Provide the data again in its entirety, exactly as given.

-- Begin RECORDED INFORMATION --

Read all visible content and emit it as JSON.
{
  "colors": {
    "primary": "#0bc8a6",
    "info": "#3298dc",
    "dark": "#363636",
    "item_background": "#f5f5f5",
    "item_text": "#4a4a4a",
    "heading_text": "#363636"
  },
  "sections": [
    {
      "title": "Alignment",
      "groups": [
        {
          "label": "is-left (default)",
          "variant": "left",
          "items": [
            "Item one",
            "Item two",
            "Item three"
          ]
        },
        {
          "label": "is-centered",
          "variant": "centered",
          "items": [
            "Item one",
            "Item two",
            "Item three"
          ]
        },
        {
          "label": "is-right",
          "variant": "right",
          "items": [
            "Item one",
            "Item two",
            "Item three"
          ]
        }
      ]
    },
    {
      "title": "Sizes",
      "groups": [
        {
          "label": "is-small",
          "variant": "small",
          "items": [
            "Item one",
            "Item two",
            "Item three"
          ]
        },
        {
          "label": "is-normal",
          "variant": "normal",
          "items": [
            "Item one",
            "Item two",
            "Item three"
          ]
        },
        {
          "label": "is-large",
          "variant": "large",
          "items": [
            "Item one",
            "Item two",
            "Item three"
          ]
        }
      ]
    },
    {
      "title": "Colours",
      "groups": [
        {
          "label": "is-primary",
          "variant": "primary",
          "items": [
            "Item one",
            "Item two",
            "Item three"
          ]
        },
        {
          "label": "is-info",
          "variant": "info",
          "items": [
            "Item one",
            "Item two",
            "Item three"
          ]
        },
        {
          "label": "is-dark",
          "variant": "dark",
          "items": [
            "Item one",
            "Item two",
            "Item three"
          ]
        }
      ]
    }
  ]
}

-- End RECORDED INFORMATION --

*IN RESPONSE*:
Read all visible content and emit it as JSON.
{
  "colors": {
    "primary": "#0bc8a6",
    "info": "#3298dc",
    "dark": "#363636",
    "item_background": "#f5f5f5",
    "item_text": "#4a4a4a",
    "heading_text": "#363636"
  },
  "sections": [
    {
      "title": "Alignment",
      "groups": [
        {
          "label": "is-left (default)",
          "variant": "left",
          "items": [
            "Item one",
            "Item two",
            "Item three"
          ]
        },
        {
          "label": "is-centered",
          "variant": "centered",
          "items": [
            "Item one",
            "Item two",
            "Item three"
          ]
        },
        {
          "label": "is-right",
          "variant": "right",
          "items": [
            "Item one",
            "Item two",
            "Item three"
          ]
        }
      ]
    },
    {
      "title": "Sizes",
      "groups": [
        {
          "label": "is-small",
          "variant": "small",
          "items": [
            "Item one",
            "Item two",
            "Item three"
          ]
        },
        {
          "label": "is-normal",
          "variant": "normal",
          "items": [
            "Item one",
            "Item two",
            "Item three"
          ]
        },
        {
          "label": "is-large",
          "variant": "large",
          "items": [
            "Item one",
            "Item two",
            "Item three"
          ]
        }
      ]
    },
    {
      "title": "Colours",
      "groups": [
        {
          "label": "is-primary",
          "variant": "primary",
          "items": [
            "Item one",
            "Item two",
            "Item three"
          ]
        },
        {
          "label": "is-info",
          "variant": "info",
          "items": [
            "Item one",
            "Item two",
            "Item three"
          ]
        },
        {
          "label": "is-dark",
          "variant": "dark",
          "items": [
            "Item one",
            "Item two",
            "Item three"
          ]
        }
      ]
    }
  ]
}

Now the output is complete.